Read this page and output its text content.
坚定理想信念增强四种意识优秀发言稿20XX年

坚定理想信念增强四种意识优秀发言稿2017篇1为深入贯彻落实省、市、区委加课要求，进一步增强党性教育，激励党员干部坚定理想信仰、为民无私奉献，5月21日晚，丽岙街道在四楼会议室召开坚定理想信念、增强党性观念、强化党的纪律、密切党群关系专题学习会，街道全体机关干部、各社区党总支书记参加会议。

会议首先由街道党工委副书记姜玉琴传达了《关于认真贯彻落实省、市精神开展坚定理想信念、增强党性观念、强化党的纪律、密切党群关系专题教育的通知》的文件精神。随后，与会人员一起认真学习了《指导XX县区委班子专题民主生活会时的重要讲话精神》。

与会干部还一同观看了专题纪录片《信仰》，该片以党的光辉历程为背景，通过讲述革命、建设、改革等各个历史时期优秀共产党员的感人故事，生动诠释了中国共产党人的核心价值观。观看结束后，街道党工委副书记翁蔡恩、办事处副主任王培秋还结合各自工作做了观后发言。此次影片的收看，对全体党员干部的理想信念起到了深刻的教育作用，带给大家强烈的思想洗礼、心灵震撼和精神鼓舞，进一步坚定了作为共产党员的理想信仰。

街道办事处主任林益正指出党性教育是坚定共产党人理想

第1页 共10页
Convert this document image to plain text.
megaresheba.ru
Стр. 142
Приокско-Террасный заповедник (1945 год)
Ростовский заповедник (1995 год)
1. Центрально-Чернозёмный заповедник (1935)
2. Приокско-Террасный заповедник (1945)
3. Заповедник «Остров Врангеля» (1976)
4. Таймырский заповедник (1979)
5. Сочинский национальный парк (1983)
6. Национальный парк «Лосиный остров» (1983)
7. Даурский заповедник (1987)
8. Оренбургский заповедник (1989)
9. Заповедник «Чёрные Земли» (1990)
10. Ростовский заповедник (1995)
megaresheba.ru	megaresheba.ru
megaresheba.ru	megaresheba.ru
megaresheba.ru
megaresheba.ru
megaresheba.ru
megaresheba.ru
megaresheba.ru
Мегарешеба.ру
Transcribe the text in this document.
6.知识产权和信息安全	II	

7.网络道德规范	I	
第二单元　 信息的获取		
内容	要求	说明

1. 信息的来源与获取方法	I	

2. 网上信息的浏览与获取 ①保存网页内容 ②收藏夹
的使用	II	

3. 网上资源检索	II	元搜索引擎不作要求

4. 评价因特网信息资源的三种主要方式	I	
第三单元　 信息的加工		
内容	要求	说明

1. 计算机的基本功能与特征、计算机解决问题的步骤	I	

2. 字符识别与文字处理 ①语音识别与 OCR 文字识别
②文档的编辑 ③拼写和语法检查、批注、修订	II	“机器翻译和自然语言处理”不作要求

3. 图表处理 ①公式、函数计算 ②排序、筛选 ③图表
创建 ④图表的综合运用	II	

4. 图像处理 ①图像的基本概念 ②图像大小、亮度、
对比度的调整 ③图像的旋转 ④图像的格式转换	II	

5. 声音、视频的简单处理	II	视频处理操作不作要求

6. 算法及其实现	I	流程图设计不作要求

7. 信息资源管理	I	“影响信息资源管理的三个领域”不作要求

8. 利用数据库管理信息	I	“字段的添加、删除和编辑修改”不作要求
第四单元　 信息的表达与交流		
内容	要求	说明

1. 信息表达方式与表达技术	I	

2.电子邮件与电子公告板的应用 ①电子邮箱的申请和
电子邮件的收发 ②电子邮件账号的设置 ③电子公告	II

---

▸ **Exercise brief**
Retype the listing above in full, with no alterations.

▸ **Finished exercise**
Read this page and output its text content.
坚定理想信念增强四种意识优秀发言稿20XX年

坚定理想信念增强四种意识优秀发言稿2017篇1为深入贯彻落实省、市、区委加课要求，进一步增强党性教育，激励党员干部坚定理想信仰、为民无私奉献，5月21日晚，丽岙街道在四楼会议室召开坚定理想信念、增强党性观念、强化党的纪律、密切党群关系专题学习会，街道全体机关干部、各社区党总支书记参加会议。

会议首先由街道党工委副书记姜玉琴传达了《关于认真贯彻落实省、市精神开展坚定理想信念、增强党性观念、强化党的纪律、密切党群关系专题教育的通知》的文件精神。随后，与会人员一起认真学习了《指导XX县区委班子专题民主生活会时的重要讲话精神》。

与会干部还一同观看了专题纪录片《信仰》，该片以党的光辉历程为背景，通过讲述革命、建设、改革等各个历史时期优秀共产党员的感人故事，生动诠释了中国共产党人的核心价值观。观看结束后，街道党工委副书记翁蔡恩、办事处副主任王培秋还结合各自工作做了观后发言。此次影片的收看，对全体党员干部的理想信念起到了深刻的教育作用，带给大家强烈的思想洗礼、心灵震撼和精神鼓舞，进一步坚定了作为共产党员的理想信仰。

街道办事处主任林益正指出党性教育是坚定共产党人理想

第1页 共10页
Convert this document image to plain text.
megaresheba.ru
Стр. 142
Приокско-Террасный заповедник (1945 год)
Ростовский заповедник (1995 год)
1. Центрально-Чернозёмный заповедник (1935)
2. Приокско-Террасный заповедник (1945)
3. Заповедник «Остров Врангеля» (1976)
4. Таймырский заповедник (1979)
5. Сочинский национальный парк (1983)
6. Национальный парк «Лосиный остров» (1983)
7. Даурский заповедник (1987)
8. Оренбургский заповедник (1989)
9. Заповедник «Чёрные Земли» (1990)
10. Ростовский заповедник (1995)
megaresheba.ru	megaresheba.ru
megaresheba.ru	megaresheba.ru
megaresheba.ru
megaresheba.ru
megaresheba.ru
megaresheba.ru
megaresheba.ru
Мегарешеба.ру
Transcribe the text in this document.
6.知识产权和信息安全	II	

7.网络道德规范	I	
第二单元　 信息的获取		
内容	要求	说明

1. 信息的来源与获取方法	I	

2. 网上信息的浏览与获取 ①保存网页内容 ②收藏夹
的使用	II	

3. 网上资源检索	II	元搜索引擎不作要求

4. 评价因特网信息资源的三种主要方式	I	
第三单元　 信息的加工		
内容	要求	说明

1. 计算机的基本功能与特征、计算机解决问题的步骤	I	

2. 字符识别与文字处理 ①语音识别与 OCR 文字识别
②文档的编辑 ③拼写和语法检查、批注、修订	II	“机器翻译和自然语言处理”不作要求

3. 图表处理 ①公式、函数计算 ②排序、筛选 ③图表
创建 ④图表的综合运用	II	

4. 图像处理 ①图像的基本概念 ②图像大小、亮度、
对比度的调整 ③图像的旋转 ④图像的格式转换	II	

5. 声音、视频的简单处理	II	视频处理操作不作要求

6. 算法及其实现	I	流程图设计不作要求

7. 信息资源管理	I	“影响信息资源管理的三个领域”不作要求

8. 利用数据库管理信息	I	“字段的添加、删除和编辑修改”不作要求
第四单元　 信息的表达与交流		
内容	要求	说明

1. 信息表达方式与表达技术	I	

2.电子邮件与电子公告板的应用 ①电子邮箱的申请和
电子邮件的收发 ②电子邮件账号的设置 ③电子公告	II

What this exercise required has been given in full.